Written task ▸ Sort through the data and copy the lines holding the word "jest".

Material to process ▸
= = = = = = =

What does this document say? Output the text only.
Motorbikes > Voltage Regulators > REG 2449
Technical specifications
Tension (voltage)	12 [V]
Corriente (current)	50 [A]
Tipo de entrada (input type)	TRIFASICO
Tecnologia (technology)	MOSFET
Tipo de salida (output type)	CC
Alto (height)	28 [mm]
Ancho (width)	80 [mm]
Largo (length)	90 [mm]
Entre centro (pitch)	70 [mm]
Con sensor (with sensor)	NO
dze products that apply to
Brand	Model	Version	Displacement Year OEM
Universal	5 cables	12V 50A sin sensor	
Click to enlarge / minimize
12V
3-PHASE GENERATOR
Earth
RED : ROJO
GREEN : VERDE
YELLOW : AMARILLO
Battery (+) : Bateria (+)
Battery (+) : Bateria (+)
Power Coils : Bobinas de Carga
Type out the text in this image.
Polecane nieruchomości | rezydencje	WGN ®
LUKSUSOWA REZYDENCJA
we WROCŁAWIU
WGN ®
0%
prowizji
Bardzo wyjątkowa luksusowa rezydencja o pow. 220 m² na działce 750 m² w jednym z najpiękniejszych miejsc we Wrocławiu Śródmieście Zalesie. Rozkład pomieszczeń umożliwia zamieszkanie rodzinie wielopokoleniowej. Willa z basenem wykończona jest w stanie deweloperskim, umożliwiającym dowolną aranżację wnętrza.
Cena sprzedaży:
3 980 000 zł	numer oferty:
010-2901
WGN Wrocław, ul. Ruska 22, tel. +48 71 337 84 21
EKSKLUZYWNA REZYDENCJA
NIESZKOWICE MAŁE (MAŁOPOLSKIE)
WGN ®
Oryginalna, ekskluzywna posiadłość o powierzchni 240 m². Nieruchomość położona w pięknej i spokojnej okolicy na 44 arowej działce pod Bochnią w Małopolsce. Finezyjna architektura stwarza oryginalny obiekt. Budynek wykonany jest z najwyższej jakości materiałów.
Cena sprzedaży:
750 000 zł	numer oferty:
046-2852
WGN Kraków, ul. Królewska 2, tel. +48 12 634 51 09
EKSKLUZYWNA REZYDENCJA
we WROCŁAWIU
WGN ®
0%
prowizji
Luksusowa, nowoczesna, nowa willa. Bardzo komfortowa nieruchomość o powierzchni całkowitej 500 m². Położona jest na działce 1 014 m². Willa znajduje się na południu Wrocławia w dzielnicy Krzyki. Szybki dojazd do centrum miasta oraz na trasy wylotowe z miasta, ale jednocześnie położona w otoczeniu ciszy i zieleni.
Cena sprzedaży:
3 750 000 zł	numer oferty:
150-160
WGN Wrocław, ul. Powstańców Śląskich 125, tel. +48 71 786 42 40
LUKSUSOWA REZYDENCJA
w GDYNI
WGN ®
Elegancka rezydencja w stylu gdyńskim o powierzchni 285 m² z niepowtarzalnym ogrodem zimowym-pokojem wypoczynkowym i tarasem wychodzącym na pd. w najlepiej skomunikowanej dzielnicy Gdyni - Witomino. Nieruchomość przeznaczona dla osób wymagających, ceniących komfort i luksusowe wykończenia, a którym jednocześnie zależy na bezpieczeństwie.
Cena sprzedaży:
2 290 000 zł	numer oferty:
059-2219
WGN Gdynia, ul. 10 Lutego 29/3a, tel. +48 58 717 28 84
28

= = = = = = =

Finished task ▸
Bardzo wyjątkowa luksusowa rezydencja o pow. 220 m² na działce 750 m² w jednym z najpiękniejszych miejsc we Wrocławiu Śródmieście Zalesie. Rozkład pomieszczeń umożliwia zamieszkanie rodzinie wielopokoleniowej. Willa z basenem wykończona jest w stanie deweloperskim, umożliwiającym dowolną aranżację wnętrza.
Oryginalna, ekskluzywna posiadłość o powierzchni 240 m². Nieruchomość położona w pięknej i spokojnej okolicy na 44 arowej działce pod Bochnią w Małopolsce. Finezyjna architektura stwarza oryginalny obiekt. Budynek wykonany jest z najwyższej jakości materiałów.
Luksusowa, nowoczesna, nowa willa. Bardzo komfortowa nieruchomość o powierzchni całkowitej 500 m². Położona jest na działce 1 014 m². Willa znajduje się na południu Wrocławia w dzielnicy Krzyki. Szybki dojazd do centrum miasta oraz na trasy wylotowe z miasta, ale jednocześnie położona w otoczeniu ciszy i zieleni.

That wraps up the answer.